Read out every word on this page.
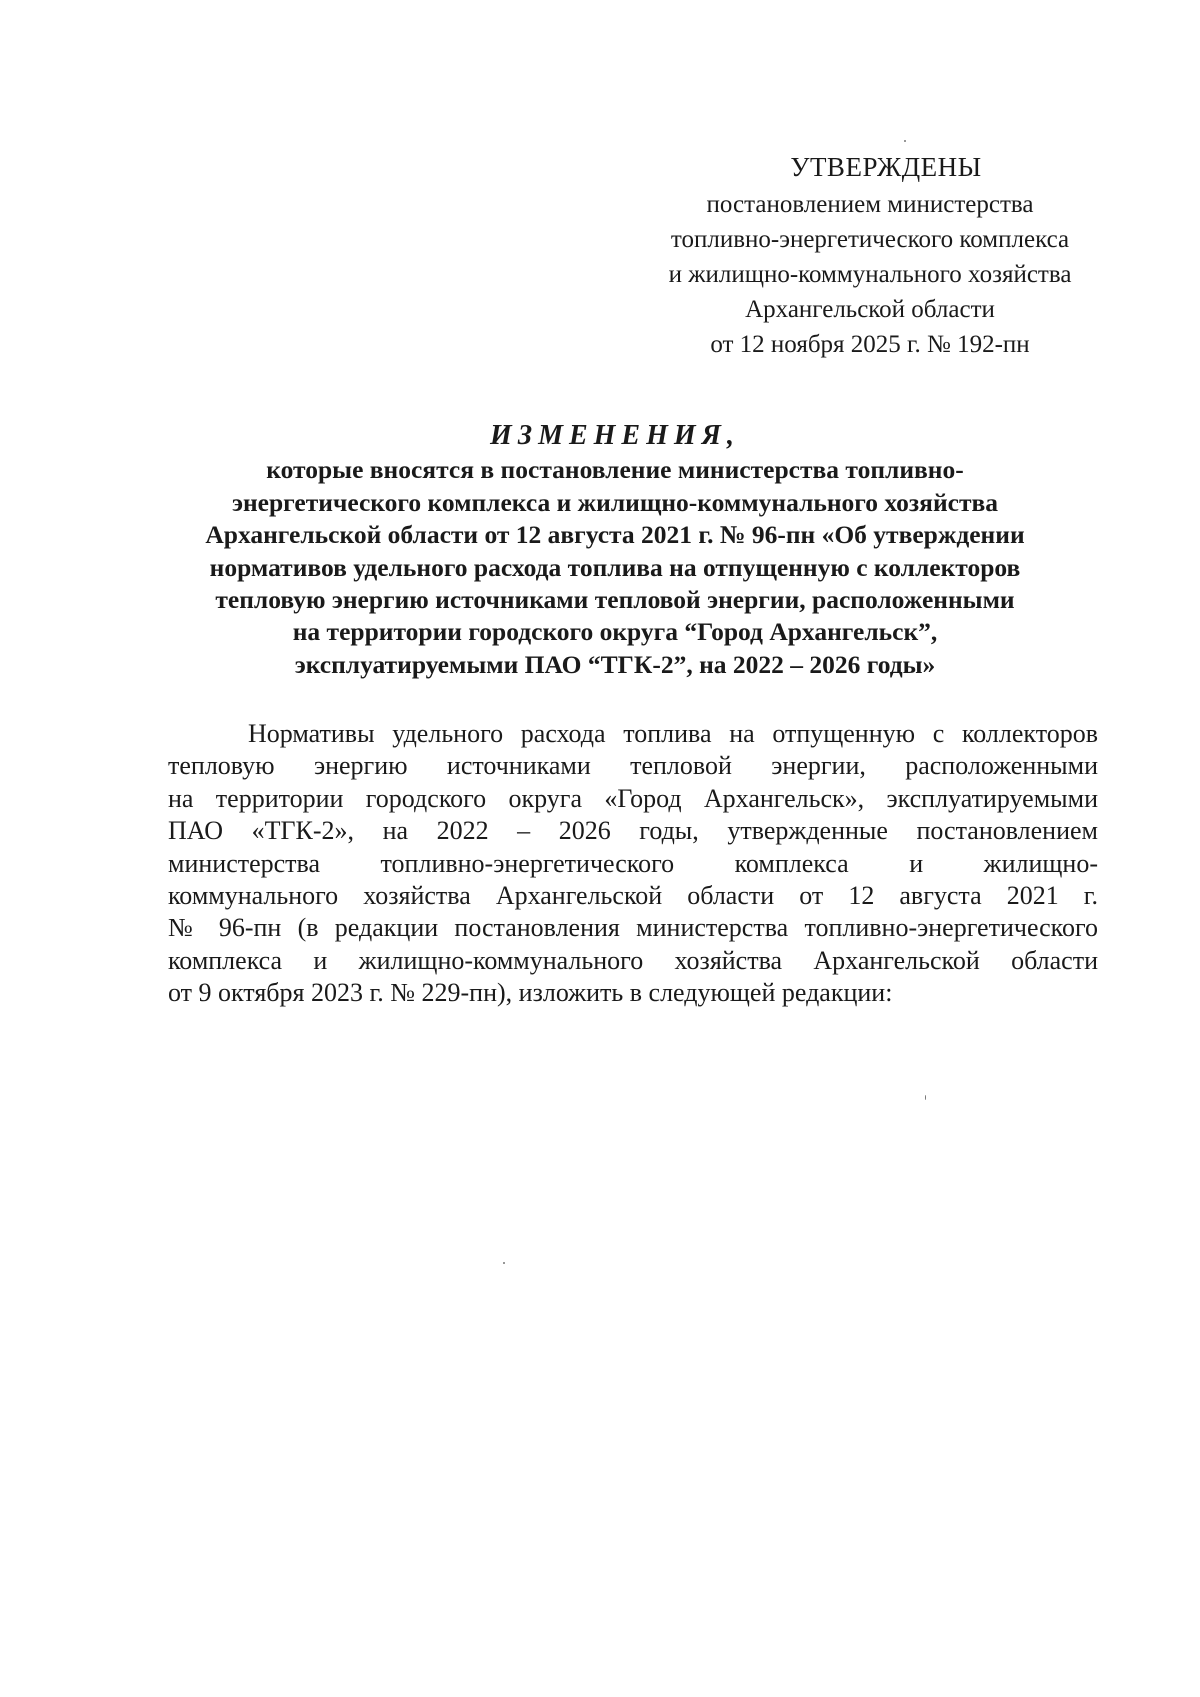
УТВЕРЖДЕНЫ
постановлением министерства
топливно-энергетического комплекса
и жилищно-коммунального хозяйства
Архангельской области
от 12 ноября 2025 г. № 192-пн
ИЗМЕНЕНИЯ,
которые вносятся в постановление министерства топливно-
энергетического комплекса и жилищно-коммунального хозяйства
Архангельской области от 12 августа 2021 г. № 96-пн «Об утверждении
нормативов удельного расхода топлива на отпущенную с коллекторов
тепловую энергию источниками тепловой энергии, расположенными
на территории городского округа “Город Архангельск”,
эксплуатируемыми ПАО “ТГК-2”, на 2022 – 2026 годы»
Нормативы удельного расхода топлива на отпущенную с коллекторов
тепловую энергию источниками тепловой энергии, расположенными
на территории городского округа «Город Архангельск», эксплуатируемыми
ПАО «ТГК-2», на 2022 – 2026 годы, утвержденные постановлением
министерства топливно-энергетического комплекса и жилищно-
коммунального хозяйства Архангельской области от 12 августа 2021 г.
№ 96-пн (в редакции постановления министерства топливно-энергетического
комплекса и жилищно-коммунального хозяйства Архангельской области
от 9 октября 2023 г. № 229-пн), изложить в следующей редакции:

INSTRUCTION. Without including the pictures, reproduce all entries exactly.

TASK OUTPUT.
Read out every word on this page.
УТВЕРЖДЕНЫ
постановлением министерства
топливно-энергетического комплекса
и жилищно-коммунального хозяйства
Архангельской области
от 12 ноября 2025 г. № 192-пн
ИЗМЕНЕНИЯ,
которые вносятся в постановление министерства топливно-
энергетического комплекса и жилищно-коммунального хозяйства
Архангельской области от 12 августа 2021 г. № 96-пн «Об утверждении
нормативов удельного расхода топлива на отпущенную с коллекторов
тепловую энергию источниками тепловой энергии, расположенными
на территории городского округа “Город Архангельск”,
эксплуатируемыми ПАО “ТГК-2”, на 2022 – 2026 годы»
Нормативы удельного расхода топлива на отпущенную с коллекторов
тепловую энергию источниками тепловой энергии, расположенными
на территории городского округа «Город Архангельск», эксплуатируемыми
ПАО «ТГК-2», на 2022 – 2026 годы, утвержденные постановлением
министерства топливно-энергетического комплекса и жилищно-
коммунального хозяйства Архангельской области от 12 августа 2021 г.
№ 96-пн (в редакции постановления министерства топливно-энергетического
комплекса и жилищно-коммунального хозяйства Архангельской области
от 9 октября 2023 г. № 229-пн), изложить в следующей редакции:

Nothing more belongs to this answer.